Lines containing the string "More" are to be counted. Write only how many there are.
---------------
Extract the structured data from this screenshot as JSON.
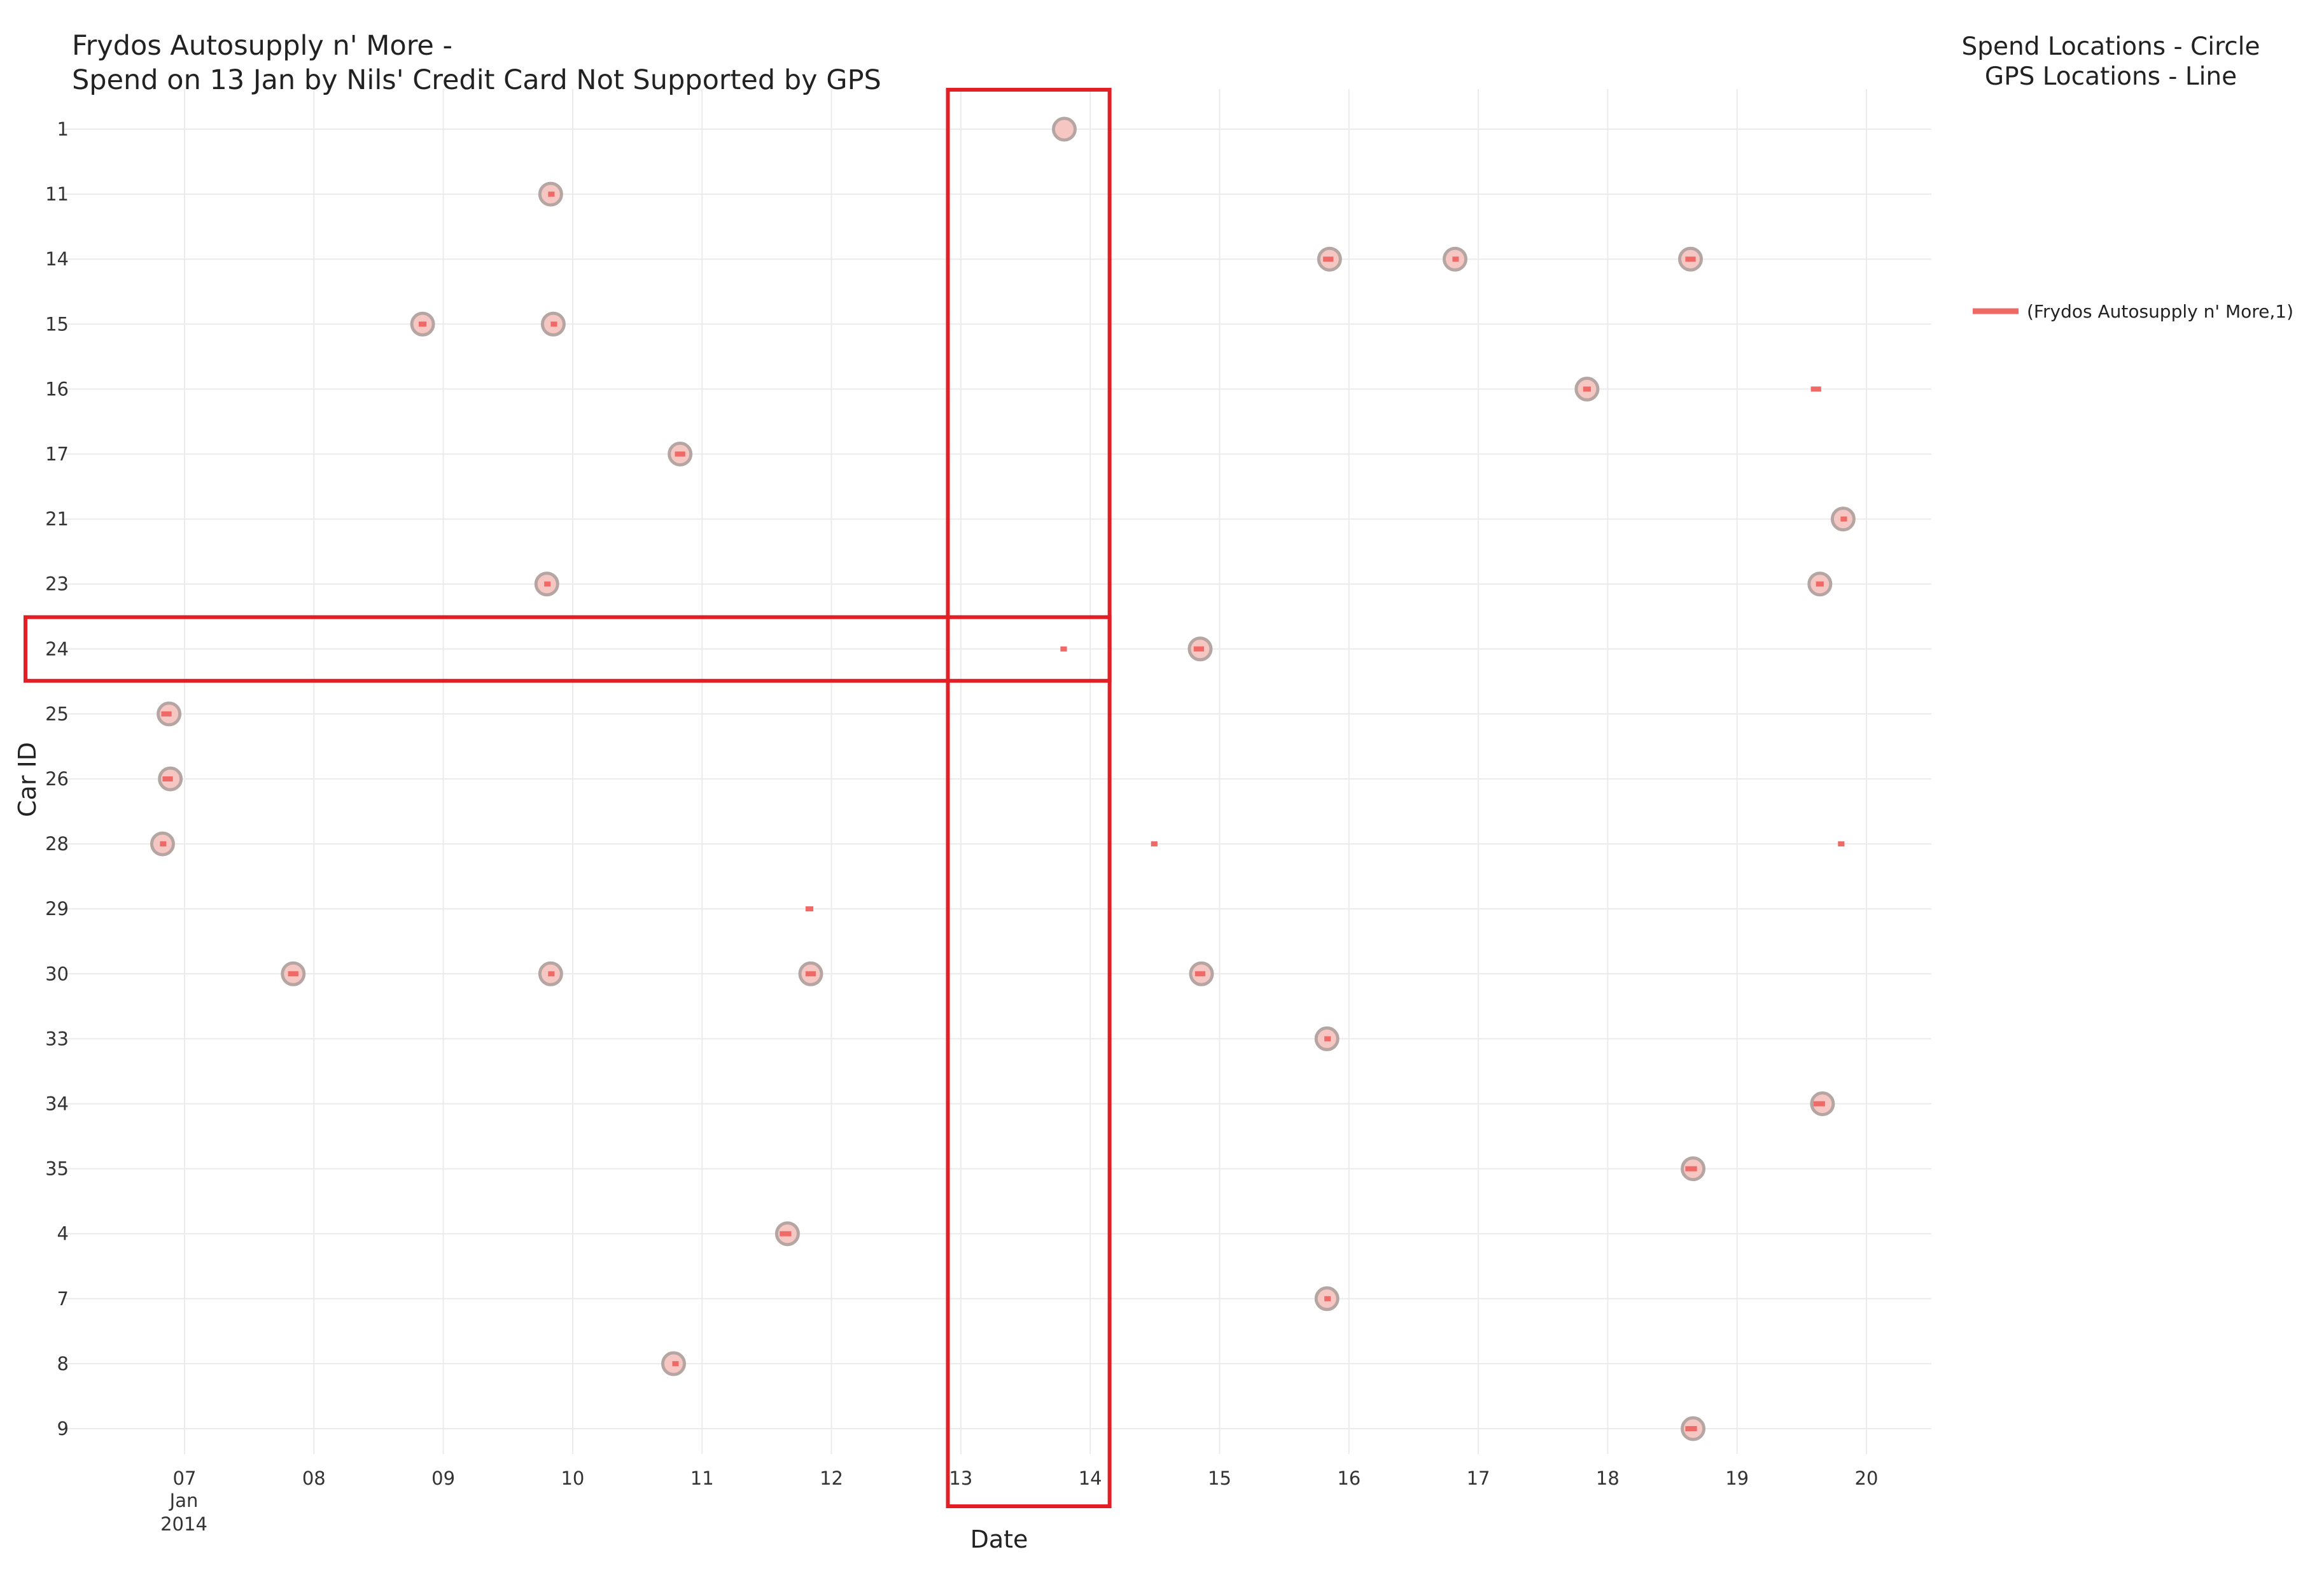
{
  "chart_data": {
    "type": "scatter",
    "title": "Frydos Autosupply n' More -",
    "subtitle": "Spend on 13 Jan by Nils' Credit Card Not Supported by GPS",
    "notes": [
      "Spend Locations - Circle",
      "GPS Locations - Line"
    ],
    "xlabel": "Date",
    "ylabel": "Car ID",
    "x_ticks": [
      "07",
      "08",
      "09",
      "10",
      "11",
      "12",
      "13",
      "14",
      "15",
      "16",
      "17",
      "18",
      "19",
      "20"
    ],
    "x_tick_sub": [
      "Jan",
      "2014"
    ],
    "xlim": [
      6.2,
      20.5
    ],
    "y_categories": [
      "1",
      "11",
      "14",
      "15",
      "16",
      "17",
      "21",
      "23",
      "24",
      "25",
      "26",
      "28",
      "29",
      "30",
      "33",
      "34",
      "35",
      "4",
      "7",
      "8",
      "9"
    ],
    "legend": {
      "entries": [
        "(Frydos Autosupply n' More,1)"
      ],
      "position": "right"
    },
    "colors": {
      "circle_fill": "#f6c7c2",
      "circle_stroke": "#b6a6a3",
      "line": "#ef6a66",
      "highlight": "#e31e24",
      "grid": "#ebebeb"
    },
    "spend_circles": [
      {
        "car": "1",
        "date": 13.8
      },
      {
        "car": "11",
        "date": 9.83
      },
      {
        "car": "14",
        "date": 15.85
      },
      {
        "car": "14",
        "date": 16.82
      },
      {
        "car": "14",
        "date": 18.64
      },
      {
        "car": "15",
        "date": 8.84
      },
      {
        "car": "15",
        "date": 9.85
      },
      {
        "car": "16",
        "date": 17.84
      },
      {
        "car": "17",
        "date": 10.83
      },
      {
        "car": "21",
        "date": 19.82
      },
      {
        "car": "23",
        "date": 9.8
      },
      {
        "car": "23",
        "date": 19.64
      },
      {
        "car": "24",
        "date": 14.85
      },
      {
        "car": "25",
        "date": 6.88
      },
      {
        "car": "26",
        "date": 6.89
      },
      {
        "car": "28",
        "date": 6.83
      },
      {
        "car": "30",
        "date": 7.84
      },
      {
        "car": "30",
        "date": 9.83
      },
      {
        "car": "30",
        "date": 11.84
      },
      {
        "car": "30",
        "date": 14.86
      },
      {
        "car": "33",
        "date": 15.83
      },
      {
        "car": "34",
        "date": 19.66
      },
      {
        "car": "35",
        "date": 18.66
      },
      {
        "car": "4",
        "date": 11.66
      },
      {
        "car": "7",
        "date": 15.83
      },
      {
        "car": "8",
        "date": 10.78
      },
      {
        "car": "9",
        "date": 18.66
      }
    ],
    "gps_lines": [
      {
        "car": "11",
        "start": 9.81,
        "end": 9.86
      },
      {
        "car": "14",
        "start": 15.8,
        "end": 15.88
      },
      {
        "car": "14",
        "start": 16.8,
        "end": 16.84
      },
      {
        "car": "14",
        "start": 18.6,
        "end": 18.68
      },
      {
        "car": "15",
        "start": 8.81,
        "end": 8.87
      },
      {
        "car": "15",
        "start": 9.83,
        "end": 9.88
      },
      {
        "car": "16",
        "start": 17.81,
        "end": 17.87
      },
      {
        "car": "16",
        "start": 19.57,
        "end": 19.65
      },
      {
        "car": "17",
        "start": 10.79,
        "end": 10.87
      },
      {
        "car": "21",
        "start": 19.8,
        "end": 19.85
      },
      {
        "car": "23",
        "start": 9.78,
        "end": 9.82
      },
      {
        "car": "23",
        "start": 19.61,
        "end": 19.67
      },
      {
        "car": "24",
        "start": 13.77,
        "end": 13.82
      },
      {
        "car": "24",
        "start": 14.8,
        "end": 14.88
      },
      {
        "car": "25",
        "start": 6.82,
        "end": 6.9
      },
      {
        "car": "26",
        "start": 6.83,
        "end": 6.91
      },
      {
        "car": "28",
        "start": 6.81,
        "end": 6.85
      },
      {
        "car": "28",
        "start": 14.47,
        "end": 14.52
      },
      {
        "car": "28",
        "start": 19.78,
        "end": 19.83
      },
      {
        "car": "29",
        "start": 11.8,
        "end": 11.86
      },
      {
        "car": "30",
        "start": 7.8,
        "end": 7.88
      },
      {
        "car": "30",
        "start": 9.81,
        "end": 9.86
      },
      {
        "car": "30",
        "start": 11.8,
        "end": 11.88
      },
      {
        "car": "30",
        "start": 14.81,
        "end": 14.89
      },
      {
        "car": "33",
        "start": 15.81,
        "end": 15.86
      },
      {
        "car": "34",
        "start": 19.59,
        "end": 19.68
      },
      {
        "car": "35",
        "start": 18.6,
        "end": 18.69
      },
      {
        "car": "4",
        "start": 11.6,
        "end": 11.69
      },
      {
        "car": "7",
        "start": 15.81,
        "end": 15.85
      },
      {
        "car": "8",
        "start": 10.77,
        "end": 10.8
      },
      {
        "car": "9",
        "start": 18.6,
        "end": 18.69
      }
    ],
    "highlight": {
      "x_range": [
        12.9,
        14.15
      ],
      "row": "24"
    }
  }
}
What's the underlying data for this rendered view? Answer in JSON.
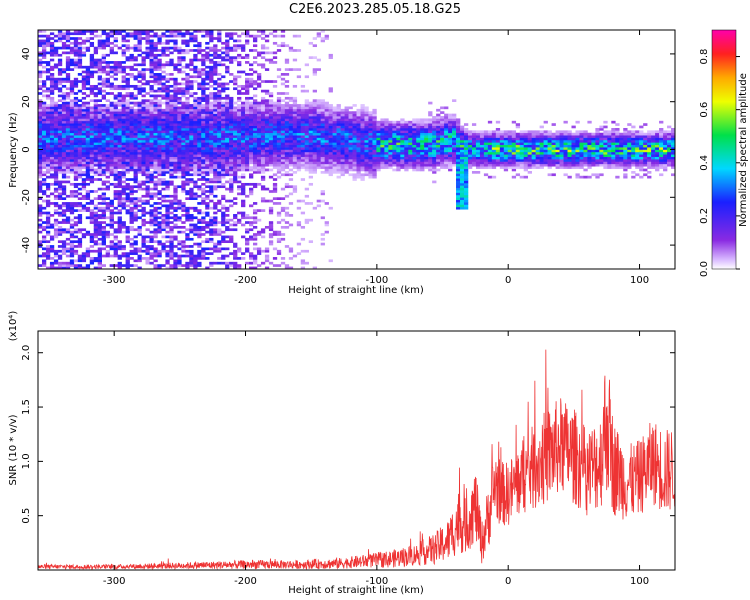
{
  "figure_title": "C2E6.2023.285.05.18.G25",
  "colors": {
    "snr_line": "#ee3333",
    "axis": "#000000"
  },
  "chart_data": [
    {
      "type": "heatmap",
      "title": "",
      "xlabel": "Height of straight line (km)",
      "ylabel": "Frequency (Hz)",
      "xlim": [
        -358,
        127
      ],
      "ylim": [
        -50,
        50
      ],
      "xticks": [
        -300,
        -200,
        -100,
        0,
        100
      ],
      "yticks": [
        -40,
        -20,
        0,
        20,
        40
      ],
      "xtick_labels": [
        "-300",
        "-200",
        "-100",
        "0",
        "100"
      ],
      "ytick_labels": [
        "-40",
        "-20",
        "0",
        "20",
        "40"
      ],
      "colorbar": {
        "label": "Normalized spectral amplitude",
        "range": [
          0.0,
          0.9
        ],
        "ticks": [
          0.0,
          0.2,
          0.4,
          0.6,
          0.8
        ],
        "tick_labels": [
          "0.0",
          "0.2",
          "0.4",
          "0.6",
          "0.8"
        ],
        "colormap": "rainbow (white-purple-blue-cyan-green-yellow-orange-red-magenta)"
      },
      "features": {
        "noise_region_x": [
          -358,
          -150
        ],
        "signal_band_center_hz": [
          [
            -220,
            5
          ],
          [
            -150,
            6
          ],
          [
            -100,
            2
          ],
          [
            -60,
            2
          ],
          [
            -40,
            4
          ],
          [
            -30,
            0
          ],
          [
            0,
            0
          ],
          [
            50,
            0
          ],
          [
            127,
            0
          ]
        ],
        "dip_x": -35,
        "dip_min_hz": -25
      }
    },
    {
      "type": "line",
      "title": "",
      "xlabel": "Height of straight line (km)",
      "ylabel": "SNR (10 * v/v)",
      "y_scale_note": "(x10⁴)",
      "xlim": [
        -358,
        127
      ],
      "ylim": [
        0,
        2.2
      ],
      "xticks": [
        -300,
        -200,
        -100,
        0,
        100
      ],
      "yticks": [
        0.5,
        1.0,
        1.5,
        2.0
      ],
      "xtick_labels": [
        "-300",
        "-200",
        "-100",
        "0",
        "100"
      ],
      "ytick_labels": [
        "0.5",
        "1.0",
        "1.5",
        "2.0"
      ],
      "series": [
        {
          "x": [
            -358,
            -300,
            -250,
            -200,
            -160,
            -130,
            -110,
            -90,
            -70,
            -55,
            -45,
            -38,
            -32,
            -25,
            -20,
            -15,
            -10,
            -5,
            0,
            10,
            20,
            30,
            40,
            50,
            60,
            70,
            75,
            80,
            90,
            100,
            110,
            120,
            127
          ],
          "y_mean": [
            0.03,
            0.03,
            0.04,
            0.05,
            0.05,
            0.06,
            0.08,
            0.1,
            0.14,
            0.2,
            0.28,
            0.45,
            0.4,
            0.6,
            0.25,
            0.5,
            0.8,
            0.7,
            0.7,
            0.85,
            0.95,
            1.05,
            1.15,
            1.05,
            0.9,
            1.0,
            1.4,
            0.95,
            0.8,
            0.85,
            1.0,
            0.9,
            0.95
          ],
          "y_spread": [
            0.02,
            0.02,
            0.03,
            0.04,
            0.04,
            0.05,
            0.06,
            0.08,
            0.1,
            0.15,
            0.2,
            0.3,
            0.25,
            0.35,
            0.2,
            0.3,
            0.35,
            0.3,
            0.3,
            0.35,
            0.4,
            0.45,
            0.45,
            0.45,
            0.4,
            0.45,
            0.7,
            0.45,
            0.35,
            0.35,
            0.4,
            0.4,
            0.4
          ]
        }
      ]
    }
  ]
}
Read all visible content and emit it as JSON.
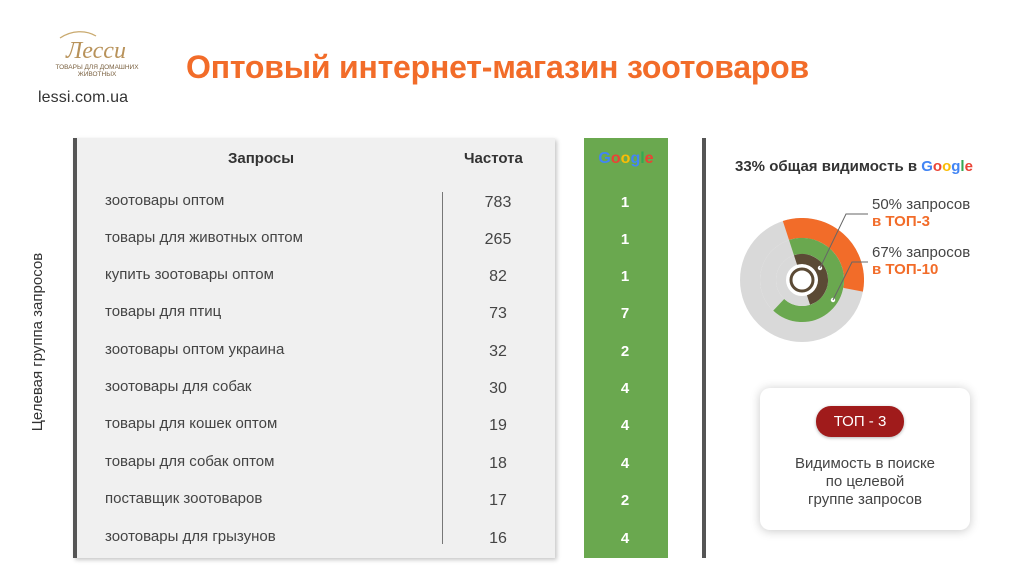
---------------
— Final result —
2